[Collected data entries]
--- BEGIN ---

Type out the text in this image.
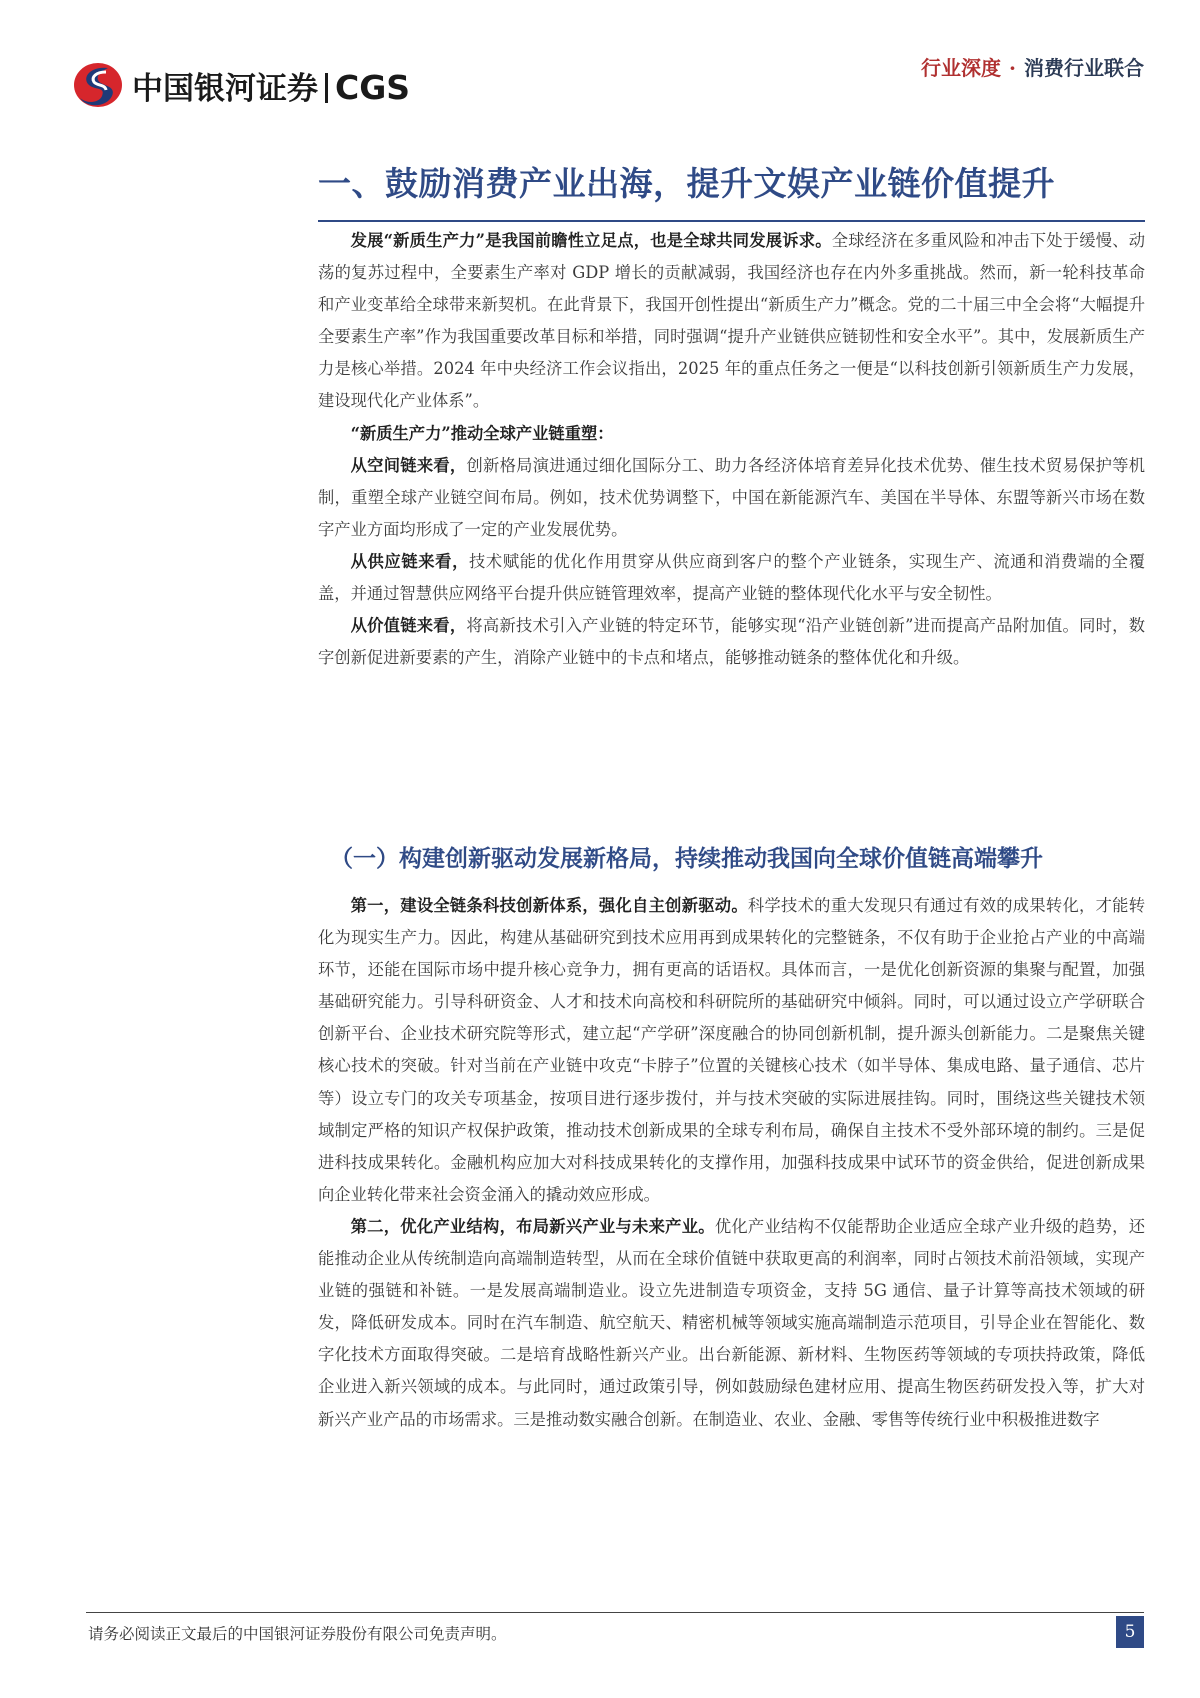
中国银河证券 CGS	行业深度 · 消费行业联合
一、鼓励消费产业出海，提升文娱产业链价值提升

发展“新质生产力”是我国前瞻性立足点，也是全球共同发展诉求。全球经济在多重风险和冲击下处于缓慢、动荡的复苏过程中，全要素生产率对 GDP 增长的贡献减弱，我国经济也存在内外多重挑战。然而，新一轮科技革命和产业变革给全球带来新契机。在此背景下，我国开创性提出“新质生产力”概念。党的二十届三中全会将“大幅提升全要素生产率”作为我国重要改革目标和举措，同时强调“提升产业链供应链韧性和安全水平”。其中，发展新质生产力是核心举措。2024 年中央经济工作会议指出，2025 年的重点任务之一便是“以科技创新引领新质生产力发展，建设现代化产业体系”。

“新质生产力”推动全球产业链重塑：

从空间链来看，创新格局演进通过细化国际分工、助力各经济体培育差异化技术优势、催生技术贸易保护等机制，重塑全球产业链空间布局。例如，技术优势调整下，中国在新能源汽车、美国在半导体、东盟等新兴市场在数字产业方面均形成了一定的产业发展优势。

从供应链来看，技术赋能的优化作用贯穿从供应商到客户的整个产业链条，实现生产、流通和消费端的全覆盖，并通过智慧供应网络平台提升供应链管理效率，提高产业链的整体现代化水平与安全韧性。

从价值链来看，将高新技术引入产业链的特定环节，能够实现“沿产业链创新”进而提高产品附加值。同时，数字创新促进新要素的产生，消除产业链中的卡点和堵点，能够推动链条的整体优化和升级。

（一）构建创新驱动发展新格局，持续推动我国向全球价值链高端攀升

第一，建设全链条科技创新体系，强化自主创新驱动。科学技术的重大发现只有通过有效的成果转化，才能转化为现实生产力。因此，构建从基础研究到技术应用再到成果转化的完整链条，不仅有助于企业抢占产业的中高端环节，还能在国际市场中提升核心竞争力，拥有更高的话语权。具体而言，一是优化创新资源的集聚与配置，加强基础研究能力。引导科研资金、人才和技术向高校和科研院所的基础研究中倾斜。同时，可以通过设立产学研联合创新平台、企业技术研究院等形式，建立起“产学研”深度融合的协同创新机制，提升源头创新能力。二是聚焦关键核心技术的突破。针对当前在产业链中攻克“卡脖子”位置的关键核心技术（如半导体、集成电路、量子通信、芯片等）设立专门的攻关专项基金，按项目进行逐步拨付，并与技术突破的实际进展挂钩。同时，围绕这些关键技术领域制定严格的知识产权保护政策，推动技术创新成果的全球专利布局，确保自主技术不受外部环境的制约。三是促进科技成果转化。金融机构应加大对科技成果转化的支撑作用，加强科技成果中试环节的资金供给，促进创新成果向企业转化带来社会资金涌入的撬动效应形成。

第二，优化产业结构，布局新兴产业与未来产业。优化产业结构不仅能帮助企业适应全球产业升级的趋势，还能推动企业从传统制造向高端制造转型，从而在全球价值链中获取更高的利润率，同时占领技术前沿领域，实现产业链的强链和补链。一是发展高端制造业。设立先进制造专项资金，支持 5G 通信、量子计算等高技术领域的研发，降低研发成本。同时在汽车制造、航空航天、精密机械等领域实施高端制造示范项目，引导企业在智能化、数字化技术方面取得突破。二是培育战略性新兴产业。出台新能源、新材料、生物医药等领域的专项扶持政策，降低企业进入新兴领域的成本。与此同时，通过政策引导，例如鼓励绿色建材应用、提高生物医药研发投入等，扩大对新兴产业产品的市场需求。三是推动数实融合创新。在制造业、农业、金融、零售等传统行业中积极推进数字

请务必阅读正文最后的中国银河证券股份有限公司免责声明。	5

--- END ---

[Task to carry out]
Check each line above for the string "新质生产力" and show the ones that have it.

[Reply]
发展“新质生产力”是我国前瞻性立足点，也是全球共同发展诉求。全球经济在多重风险和冲击下处于缓慢、动荡的复苏过程中，全要素生产率对 GDP 增长的贡献减弱，我国经济也存在内外多重挑战。然而，新一轮科技革命和产业变革给全球带来新契机。在此背景下，我国开创性提出“新质生产力”概念。党的二十届三中全会将“大幅提升全要素生产率”作为我国重要改革目标和举措，同时强调“提升产业链供应链韧性和安全水平”。其中，发展新质生产力是核心举措。2024 年中央经济工作会议指出，2025 年的重点任务之一便是“以科技创新引领新质生产力发展，建设现代化产业体系”。
“新质生产力”推动全球产业链重塑：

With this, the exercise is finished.